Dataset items

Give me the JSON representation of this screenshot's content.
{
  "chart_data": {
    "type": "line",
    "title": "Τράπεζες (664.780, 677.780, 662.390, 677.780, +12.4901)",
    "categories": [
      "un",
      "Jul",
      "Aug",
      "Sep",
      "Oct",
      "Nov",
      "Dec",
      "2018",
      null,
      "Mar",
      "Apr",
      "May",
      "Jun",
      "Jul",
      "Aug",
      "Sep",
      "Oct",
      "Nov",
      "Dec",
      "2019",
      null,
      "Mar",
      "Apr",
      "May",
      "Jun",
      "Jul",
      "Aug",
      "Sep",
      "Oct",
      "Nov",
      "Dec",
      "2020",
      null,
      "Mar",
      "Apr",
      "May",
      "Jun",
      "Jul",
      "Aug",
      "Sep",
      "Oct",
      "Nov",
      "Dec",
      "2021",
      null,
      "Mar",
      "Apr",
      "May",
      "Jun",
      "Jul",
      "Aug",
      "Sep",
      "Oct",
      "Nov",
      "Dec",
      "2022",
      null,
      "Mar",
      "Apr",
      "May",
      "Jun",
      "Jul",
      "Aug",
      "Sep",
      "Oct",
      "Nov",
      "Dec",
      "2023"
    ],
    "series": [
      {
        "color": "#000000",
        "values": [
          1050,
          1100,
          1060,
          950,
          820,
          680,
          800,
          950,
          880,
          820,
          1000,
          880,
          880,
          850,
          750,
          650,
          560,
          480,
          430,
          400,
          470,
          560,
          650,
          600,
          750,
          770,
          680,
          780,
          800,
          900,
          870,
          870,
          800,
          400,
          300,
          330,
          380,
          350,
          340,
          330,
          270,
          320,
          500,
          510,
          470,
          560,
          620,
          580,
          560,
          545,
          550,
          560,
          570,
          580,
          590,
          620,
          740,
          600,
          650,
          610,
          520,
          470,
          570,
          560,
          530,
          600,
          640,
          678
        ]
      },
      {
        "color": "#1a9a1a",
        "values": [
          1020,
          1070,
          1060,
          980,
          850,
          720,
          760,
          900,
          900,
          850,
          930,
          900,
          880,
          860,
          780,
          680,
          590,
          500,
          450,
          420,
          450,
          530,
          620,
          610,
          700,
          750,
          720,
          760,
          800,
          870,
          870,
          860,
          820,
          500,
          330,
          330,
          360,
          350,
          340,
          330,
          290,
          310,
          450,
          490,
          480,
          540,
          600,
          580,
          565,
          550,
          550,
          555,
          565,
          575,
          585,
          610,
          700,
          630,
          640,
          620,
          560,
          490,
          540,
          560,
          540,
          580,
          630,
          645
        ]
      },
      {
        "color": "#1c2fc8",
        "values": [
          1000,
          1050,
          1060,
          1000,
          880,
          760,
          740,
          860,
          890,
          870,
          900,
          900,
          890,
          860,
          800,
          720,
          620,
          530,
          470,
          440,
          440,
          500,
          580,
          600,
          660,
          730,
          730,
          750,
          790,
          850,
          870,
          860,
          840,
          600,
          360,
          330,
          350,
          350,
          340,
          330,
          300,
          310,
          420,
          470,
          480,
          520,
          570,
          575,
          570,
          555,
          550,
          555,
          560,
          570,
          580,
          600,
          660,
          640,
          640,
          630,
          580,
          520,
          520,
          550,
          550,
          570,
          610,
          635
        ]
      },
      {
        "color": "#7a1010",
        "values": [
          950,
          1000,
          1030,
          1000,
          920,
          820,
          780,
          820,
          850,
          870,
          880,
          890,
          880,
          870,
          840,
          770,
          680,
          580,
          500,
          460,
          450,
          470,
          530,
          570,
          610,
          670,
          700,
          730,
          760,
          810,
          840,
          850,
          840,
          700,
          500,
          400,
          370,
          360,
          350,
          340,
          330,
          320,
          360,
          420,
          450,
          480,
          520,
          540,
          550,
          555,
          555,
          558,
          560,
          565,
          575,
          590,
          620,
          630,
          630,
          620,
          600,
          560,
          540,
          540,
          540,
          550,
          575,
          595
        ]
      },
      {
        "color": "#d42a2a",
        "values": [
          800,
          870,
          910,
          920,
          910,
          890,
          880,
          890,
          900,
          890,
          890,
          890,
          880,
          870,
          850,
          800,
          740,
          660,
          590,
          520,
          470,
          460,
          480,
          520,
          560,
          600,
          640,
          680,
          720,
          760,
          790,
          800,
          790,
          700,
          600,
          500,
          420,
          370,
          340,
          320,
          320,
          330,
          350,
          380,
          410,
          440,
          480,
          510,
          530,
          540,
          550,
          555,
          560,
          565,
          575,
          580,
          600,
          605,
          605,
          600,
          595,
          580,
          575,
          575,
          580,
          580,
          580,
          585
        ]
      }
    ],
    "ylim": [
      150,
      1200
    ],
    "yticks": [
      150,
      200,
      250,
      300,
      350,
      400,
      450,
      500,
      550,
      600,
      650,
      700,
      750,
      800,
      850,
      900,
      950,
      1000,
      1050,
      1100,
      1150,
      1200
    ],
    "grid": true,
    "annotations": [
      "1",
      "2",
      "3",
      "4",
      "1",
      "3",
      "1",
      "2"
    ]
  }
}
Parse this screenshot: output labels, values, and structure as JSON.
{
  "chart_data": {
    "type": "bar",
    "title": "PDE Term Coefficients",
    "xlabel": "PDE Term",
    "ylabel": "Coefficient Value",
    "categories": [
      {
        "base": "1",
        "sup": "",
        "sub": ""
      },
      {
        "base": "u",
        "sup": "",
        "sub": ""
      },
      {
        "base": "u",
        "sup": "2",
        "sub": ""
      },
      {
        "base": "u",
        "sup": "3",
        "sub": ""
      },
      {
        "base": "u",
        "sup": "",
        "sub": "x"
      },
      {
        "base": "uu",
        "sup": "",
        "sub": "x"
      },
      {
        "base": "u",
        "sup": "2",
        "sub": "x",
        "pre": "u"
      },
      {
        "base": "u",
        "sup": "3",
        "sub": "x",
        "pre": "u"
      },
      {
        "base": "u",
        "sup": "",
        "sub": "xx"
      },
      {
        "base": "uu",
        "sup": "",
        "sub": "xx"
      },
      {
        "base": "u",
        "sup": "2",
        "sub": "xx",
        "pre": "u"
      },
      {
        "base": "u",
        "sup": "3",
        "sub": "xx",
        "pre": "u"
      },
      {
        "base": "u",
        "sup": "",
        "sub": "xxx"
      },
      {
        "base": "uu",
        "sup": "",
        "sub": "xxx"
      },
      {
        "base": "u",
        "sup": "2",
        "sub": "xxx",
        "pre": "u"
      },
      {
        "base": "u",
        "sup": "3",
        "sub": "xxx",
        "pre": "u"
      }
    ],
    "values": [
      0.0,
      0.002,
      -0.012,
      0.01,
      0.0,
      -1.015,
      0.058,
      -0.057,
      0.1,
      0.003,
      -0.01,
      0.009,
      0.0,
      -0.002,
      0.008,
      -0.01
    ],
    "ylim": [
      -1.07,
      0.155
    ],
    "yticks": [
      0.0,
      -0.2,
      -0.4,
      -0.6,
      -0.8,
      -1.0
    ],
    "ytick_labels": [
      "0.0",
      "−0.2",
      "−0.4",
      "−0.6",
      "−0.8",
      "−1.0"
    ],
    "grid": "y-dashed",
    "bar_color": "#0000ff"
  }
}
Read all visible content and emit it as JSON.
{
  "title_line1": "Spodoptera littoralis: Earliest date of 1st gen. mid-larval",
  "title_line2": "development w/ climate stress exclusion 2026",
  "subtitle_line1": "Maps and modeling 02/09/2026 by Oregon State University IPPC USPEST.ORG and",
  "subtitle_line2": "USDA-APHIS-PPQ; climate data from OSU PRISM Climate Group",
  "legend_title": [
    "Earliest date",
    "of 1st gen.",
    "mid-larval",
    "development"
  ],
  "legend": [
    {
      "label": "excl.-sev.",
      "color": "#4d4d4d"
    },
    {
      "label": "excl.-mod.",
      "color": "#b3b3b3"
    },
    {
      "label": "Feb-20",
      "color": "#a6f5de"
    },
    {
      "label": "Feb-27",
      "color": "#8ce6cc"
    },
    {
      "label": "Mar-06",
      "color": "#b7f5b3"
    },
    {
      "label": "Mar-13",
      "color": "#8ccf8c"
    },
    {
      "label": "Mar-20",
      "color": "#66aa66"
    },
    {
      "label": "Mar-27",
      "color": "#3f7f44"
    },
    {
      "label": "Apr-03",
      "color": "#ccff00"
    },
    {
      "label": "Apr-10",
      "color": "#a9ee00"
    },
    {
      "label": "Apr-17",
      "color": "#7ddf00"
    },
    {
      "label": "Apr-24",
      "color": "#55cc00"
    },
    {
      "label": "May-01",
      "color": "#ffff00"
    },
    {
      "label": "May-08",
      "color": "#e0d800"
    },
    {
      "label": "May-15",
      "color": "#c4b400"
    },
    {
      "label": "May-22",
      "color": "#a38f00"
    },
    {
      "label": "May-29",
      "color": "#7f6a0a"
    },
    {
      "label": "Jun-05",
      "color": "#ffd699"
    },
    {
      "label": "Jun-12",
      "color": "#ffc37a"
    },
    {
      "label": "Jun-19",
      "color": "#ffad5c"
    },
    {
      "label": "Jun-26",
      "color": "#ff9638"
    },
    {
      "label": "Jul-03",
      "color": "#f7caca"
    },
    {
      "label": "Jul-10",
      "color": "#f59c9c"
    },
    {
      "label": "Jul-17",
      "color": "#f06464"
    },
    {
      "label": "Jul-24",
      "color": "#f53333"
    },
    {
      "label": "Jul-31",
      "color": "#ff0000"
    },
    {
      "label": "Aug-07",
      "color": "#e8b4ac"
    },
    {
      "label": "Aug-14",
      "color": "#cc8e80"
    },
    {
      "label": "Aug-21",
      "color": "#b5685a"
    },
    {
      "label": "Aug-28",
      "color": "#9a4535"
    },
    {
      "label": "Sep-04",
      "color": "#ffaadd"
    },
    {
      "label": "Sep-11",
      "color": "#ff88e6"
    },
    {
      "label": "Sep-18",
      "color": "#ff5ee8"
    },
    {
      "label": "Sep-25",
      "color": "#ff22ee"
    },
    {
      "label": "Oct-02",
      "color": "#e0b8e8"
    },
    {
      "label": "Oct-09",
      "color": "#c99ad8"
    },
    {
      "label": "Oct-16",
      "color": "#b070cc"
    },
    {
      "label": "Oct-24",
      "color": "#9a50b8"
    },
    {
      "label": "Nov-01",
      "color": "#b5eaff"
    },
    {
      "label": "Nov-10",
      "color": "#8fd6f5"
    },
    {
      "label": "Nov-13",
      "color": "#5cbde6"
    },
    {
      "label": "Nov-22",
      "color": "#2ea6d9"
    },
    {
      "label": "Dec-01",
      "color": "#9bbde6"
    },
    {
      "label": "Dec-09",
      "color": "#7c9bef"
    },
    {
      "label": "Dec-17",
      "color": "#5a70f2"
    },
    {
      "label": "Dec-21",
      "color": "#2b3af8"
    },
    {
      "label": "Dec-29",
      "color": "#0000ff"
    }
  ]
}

(What to do) Show, from the material above, each line that includes the string "development".

(Answer to this task)
  "title_line2": "development w/ climate stress exclusion 2026",
    "development"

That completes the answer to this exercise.